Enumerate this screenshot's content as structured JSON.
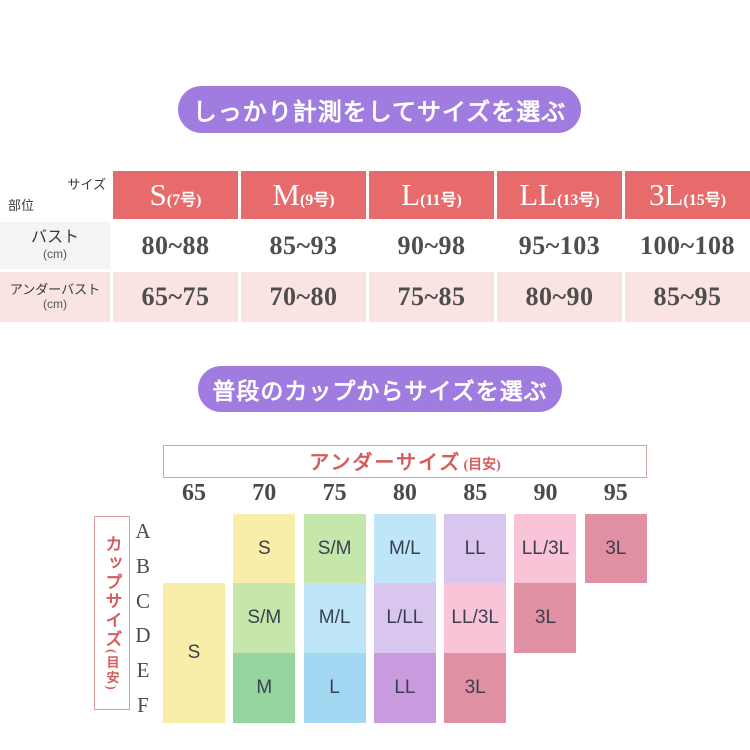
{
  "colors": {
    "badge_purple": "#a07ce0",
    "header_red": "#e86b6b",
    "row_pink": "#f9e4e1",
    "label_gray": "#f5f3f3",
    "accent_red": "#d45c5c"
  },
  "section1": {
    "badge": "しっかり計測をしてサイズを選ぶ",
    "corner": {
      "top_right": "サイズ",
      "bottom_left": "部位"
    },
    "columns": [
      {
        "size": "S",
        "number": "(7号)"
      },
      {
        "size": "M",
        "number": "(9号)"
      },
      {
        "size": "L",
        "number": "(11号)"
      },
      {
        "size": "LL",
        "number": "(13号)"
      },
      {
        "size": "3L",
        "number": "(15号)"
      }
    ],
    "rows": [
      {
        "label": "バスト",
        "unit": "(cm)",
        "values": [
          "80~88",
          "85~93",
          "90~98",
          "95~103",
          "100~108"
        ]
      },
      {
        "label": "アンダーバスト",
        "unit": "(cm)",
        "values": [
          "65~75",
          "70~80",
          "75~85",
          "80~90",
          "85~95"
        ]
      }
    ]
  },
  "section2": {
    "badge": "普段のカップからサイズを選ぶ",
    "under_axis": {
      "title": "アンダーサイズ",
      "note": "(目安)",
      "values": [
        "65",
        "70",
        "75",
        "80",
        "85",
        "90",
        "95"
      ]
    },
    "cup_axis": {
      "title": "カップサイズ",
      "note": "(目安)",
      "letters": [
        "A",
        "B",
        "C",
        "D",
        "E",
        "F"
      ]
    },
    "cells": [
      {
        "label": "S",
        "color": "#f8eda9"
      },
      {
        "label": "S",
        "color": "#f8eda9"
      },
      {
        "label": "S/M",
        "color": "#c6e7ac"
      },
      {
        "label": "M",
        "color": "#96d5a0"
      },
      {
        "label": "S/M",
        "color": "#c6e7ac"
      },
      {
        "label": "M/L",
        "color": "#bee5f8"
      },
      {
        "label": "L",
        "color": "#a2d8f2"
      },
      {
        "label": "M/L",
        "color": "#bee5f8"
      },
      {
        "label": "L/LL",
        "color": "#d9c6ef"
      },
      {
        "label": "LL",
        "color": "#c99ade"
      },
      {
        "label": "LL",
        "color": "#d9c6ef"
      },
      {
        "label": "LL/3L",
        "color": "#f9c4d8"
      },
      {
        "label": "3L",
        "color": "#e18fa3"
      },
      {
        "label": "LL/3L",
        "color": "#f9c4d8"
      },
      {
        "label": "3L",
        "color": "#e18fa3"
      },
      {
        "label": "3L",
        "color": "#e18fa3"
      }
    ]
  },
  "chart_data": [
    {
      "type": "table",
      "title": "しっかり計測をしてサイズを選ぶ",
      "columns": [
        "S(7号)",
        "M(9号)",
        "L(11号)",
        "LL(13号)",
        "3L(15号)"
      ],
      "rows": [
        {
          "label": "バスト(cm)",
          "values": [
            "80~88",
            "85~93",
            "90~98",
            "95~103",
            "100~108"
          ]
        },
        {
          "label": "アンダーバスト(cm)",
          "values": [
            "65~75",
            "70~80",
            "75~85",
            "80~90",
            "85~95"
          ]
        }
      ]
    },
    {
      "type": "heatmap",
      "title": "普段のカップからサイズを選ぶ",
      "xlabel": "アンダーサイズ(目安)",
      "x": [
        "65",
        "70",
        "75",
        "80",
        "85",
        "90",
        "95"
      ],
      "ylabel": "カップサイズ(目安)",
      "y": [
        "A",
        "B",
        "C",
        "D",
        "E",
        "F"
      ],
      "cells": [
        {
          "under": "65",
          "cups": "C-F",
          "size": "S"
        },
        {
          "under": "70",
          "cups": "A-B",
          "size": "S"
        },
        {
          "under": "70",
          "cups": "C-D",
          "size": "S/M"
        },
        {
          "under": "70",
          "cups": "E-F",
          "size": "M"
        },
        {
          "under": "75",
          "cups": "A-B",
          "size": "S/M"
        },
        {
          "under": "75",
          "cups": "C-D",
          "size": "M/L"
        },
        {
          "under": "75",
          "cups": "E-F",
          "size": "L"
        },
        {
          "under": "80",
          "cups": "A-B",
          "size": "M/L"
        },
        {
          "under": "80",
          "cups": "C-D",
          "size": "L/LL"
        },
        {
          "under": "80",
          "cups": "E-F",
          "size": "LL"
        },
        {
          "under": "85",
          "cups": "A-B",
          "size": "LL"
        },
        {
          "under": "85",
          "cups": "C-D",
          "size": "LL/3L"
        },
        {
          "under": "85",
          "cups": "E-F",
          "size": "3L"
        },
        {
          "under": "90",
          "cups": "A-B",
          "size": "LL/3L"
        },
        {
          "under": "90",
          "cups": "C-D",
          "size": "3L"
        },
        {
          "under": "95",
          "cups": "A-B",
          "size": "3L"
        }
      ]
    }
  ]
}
::::::::
-- What is expected --
Give the number of lines above in which the word "しっかり計測をしてサイズを選ぶ" occurs, with nothing else.

-- Task answer --
2